Material for the task:
------------------------------------------------------------------------

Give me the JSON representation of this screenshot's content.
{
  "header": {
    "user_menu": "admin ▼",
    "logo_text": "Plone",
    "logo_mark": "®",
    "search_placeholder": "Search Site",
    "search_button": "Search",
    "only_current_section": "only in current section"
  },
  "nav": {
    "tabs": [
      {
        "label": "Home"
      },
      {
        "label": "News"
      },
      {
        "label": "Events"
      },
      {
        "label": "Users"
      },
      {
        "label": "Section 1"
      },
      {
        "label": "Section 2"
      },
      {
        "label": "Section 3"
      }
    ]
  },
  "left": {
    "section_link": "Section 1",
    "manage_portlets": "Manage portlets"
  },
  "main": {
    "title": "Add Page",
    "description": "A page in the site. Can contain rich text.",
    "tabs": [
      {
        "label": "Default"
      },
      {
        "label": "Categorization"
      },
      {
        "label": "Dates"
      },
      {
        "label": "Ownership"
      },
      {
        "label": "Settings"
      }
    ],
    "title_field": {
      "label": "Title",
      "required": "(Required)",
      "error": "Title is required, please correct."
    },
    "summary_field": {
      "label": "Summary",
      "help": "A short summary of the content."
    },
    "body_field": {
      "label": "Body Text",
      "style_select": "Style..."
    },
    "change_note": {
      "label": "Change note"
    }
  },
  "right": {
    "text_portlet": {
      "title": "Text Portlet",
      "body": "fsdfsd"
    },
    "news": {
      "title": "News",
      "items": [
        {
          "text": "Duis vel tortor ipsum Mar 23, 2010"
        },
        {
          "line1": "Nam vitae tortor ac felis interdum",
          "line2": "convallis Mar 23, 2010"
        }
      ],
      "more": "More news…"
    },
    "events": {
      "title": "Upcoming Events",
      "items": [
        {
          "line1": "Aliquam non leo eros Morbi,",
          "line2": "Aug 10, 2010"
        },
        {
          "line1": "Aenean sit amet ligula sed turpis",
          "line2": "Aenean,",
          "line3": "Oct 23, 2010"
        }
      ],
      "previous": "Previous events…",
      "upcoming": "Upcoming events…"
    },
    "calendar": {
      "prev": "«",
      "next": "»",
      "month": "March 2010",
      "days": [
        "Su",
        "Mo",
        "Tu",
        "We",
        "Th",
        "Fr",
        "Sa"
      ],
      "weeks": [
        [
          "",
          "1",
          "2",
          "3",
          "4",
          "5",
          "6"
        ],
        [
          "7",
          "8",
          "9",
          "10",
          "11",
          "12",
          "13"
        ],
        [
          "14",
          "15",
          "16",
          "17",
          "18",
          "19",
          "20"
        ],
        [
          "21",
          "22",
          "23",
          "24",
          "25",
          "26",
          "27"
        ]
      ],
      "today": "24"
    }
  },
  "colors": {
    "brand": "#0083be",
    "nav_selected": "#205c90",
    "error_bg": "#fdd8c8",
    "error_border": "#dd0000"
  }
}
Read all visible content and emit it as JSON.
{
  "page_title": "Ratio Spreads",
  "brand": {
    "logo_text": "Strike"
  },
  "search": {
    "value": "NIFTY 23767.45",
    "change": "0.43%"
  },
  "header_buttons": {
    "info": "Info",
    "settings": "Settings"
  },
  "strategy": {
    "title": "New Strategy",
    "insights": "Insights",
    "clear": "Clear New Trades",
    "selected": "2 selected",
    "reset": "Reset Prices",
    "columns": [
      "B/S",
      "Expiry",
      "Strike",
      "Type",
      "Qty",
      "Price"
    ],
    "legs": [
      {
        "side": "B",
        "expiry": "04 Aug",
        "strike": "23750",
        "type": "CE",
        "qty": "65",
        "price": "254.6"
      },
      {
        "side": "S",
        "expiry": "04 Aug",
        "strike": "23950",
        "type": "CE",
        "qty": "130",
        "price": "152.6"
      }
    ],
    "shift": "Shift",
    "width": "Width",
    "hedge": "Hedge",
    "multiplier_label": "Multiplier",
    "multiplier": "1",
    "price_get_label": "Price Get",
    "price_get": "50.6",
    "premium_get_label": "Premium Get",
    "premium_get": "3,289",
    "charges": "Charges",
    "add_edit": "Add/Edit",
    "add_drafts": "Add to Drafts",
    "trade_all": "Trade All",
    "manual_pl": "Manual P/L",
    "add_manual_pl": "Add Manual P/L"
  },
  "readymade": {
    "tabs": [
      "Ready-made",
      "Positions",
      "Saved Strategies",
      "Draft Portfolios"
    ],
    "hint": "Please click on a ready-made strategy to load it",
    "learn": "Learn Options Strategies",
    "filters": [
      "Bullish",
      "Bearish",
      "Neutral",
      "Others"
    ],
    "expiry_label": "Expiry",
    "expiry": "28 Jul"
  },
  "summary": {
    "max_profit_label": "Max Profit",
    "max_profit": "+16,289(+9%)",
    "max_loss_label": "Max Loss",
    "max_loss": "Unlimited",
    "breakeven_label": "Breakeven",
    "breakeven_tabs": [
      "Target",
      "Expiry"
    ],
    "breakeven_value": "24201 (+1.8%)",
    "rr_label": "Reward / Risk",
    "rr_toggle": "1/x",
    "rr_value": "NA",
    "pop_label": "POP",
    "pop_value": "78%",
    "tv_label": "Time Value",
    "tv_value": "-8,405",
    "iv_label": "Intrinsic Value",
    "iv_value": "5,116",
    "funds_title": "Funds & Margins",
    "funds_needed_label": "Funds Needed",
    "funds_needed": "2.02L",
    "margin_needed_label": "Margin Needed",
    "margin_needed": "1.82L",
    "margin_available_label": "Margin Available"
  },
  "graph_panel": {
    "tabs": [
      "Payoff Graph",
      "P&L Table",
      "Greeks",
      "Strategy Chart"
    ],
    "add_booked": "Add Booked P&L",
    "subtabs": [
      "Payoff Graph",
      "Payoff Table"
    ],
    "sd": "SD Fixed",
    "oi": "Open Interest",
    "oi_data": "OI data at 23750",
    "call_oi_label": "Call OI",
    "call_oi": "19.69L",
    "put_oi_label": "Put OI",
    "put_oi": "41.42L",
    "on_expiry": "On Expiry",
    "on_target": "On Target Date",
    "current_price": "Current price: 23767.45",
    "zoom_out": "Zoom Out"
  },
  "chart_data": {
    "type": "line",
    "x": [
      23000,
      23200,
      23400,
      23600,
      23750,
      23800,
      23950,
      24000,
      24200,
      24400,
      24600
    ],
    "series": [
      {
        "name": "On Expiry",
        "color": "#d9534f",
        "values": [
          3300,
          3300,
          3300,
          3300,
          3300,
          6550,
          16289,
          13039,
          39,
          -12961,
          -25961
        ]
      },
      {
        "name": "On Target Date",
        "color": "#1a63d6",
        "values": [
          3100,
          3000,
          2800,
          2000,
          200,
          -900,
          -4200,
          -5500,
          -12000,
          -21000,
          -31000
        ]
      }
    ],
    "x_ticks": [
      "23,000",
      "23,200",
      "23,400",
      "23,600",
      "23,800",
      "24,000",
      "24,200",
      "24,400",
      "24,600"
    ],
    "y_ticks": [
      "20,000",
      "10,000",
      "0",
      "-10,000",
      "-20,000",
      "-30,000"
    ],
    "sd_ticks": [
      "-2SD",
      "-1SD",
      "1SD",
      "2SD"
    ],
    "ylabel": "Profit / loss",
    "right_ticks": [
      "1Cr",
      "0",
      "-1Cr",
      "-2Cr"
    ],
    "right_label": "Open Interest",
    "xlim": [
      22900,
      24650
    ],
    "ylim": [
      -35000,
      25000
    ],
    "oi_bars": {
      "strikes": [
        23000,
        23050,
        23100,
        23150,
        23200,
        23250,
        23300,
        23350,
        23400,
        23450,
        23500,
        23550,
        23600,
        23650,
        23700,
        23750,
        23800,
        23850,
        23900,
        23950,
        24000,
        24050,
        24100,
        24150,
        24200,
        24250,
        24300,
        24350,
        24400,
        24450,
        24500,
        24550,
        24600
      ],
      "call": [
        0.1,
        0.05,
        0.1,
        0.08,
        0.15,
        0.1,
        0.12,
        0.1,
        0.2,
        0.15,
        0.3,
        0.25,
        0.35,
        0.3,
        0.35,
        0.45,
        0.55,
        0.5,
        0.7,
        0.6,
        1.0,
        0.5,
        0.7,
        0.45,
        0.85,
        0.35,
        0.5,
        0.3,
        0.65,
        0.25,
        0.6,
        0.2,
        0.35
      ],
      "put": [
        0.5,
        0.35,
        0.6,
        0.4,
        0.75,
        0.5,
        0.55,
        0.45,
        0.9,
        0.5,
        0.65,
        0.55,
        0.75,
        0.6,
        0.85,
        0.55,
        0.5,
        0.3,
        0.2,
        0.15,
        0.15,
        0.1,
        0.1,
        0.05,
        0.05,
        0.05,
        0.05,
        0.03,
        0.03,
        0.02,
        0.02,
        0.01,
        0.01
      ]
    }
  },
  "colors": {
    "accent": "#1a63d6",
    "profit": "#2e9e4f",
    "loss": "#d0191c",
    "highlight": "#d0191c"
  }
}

------------------------------------------------------------------------

Exercise requirements: Say how many lines in the records contain the string "JSON", and say nothing else.

Reply: 2